Entries from a dataset:
>> START

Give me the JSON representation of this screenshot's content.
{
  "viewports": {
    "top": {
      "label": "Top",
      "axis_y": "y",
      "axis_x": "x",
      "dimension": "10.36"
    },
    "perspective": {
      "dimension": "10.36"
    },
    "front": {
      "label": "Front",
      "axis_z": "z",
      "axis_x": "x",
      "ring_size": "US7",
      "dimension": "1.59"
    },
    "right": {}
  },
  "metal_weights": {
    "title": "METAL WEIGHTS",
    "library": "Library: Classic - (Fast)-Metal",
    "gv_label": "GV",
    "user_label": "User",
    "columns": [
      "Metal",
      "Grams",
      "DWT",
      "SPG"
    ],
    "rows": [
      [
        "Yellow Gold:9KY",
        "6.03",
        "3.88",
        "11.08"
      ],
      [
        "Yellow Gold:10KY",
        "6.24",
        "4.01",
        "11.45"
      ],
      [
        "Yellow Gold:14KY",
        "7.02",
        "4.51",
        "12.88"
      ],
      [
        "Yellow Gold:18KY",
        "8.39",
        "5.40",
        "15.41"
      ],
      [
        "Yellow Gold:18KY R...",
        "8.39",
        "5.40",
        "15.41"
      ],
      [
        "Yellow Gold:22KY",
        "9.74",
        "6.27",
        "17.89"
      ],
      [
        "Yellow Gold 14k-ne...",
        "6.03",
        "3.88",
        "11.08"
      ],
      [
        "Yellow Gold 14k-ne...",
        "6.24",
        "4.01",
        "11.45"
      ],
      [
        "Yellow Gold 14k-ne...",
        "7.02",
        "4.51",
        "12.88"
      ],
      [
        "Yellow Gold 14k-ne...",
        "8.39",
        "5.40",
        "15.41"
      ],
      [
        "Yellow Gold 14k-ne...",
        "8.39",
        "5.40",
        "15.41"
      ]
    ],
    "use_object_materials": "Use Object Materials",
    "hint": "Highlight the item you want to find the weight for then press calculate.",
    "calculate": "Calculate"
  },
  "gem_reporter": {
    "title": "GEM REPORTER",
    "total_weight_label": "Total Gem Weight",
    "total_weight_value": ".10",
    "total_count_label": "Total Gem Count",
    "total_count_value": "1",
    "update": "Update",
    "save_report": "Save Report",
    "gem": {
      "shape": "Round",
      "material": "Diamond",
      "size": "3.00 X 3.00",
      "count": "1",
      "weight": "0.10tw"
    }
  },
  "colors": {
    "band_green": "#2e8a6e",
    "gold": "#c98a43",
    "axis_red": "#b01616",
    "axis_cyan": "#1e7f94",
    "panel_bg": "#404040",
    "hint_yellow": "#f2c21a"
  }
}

>> END

# DESCRIPTION OF THE TASK:
Copy out each line of the listing that holds "title".

# TASK ANSWER:
    "title": "METAL WEIGHTS",
    "title": "GEM REPORTER",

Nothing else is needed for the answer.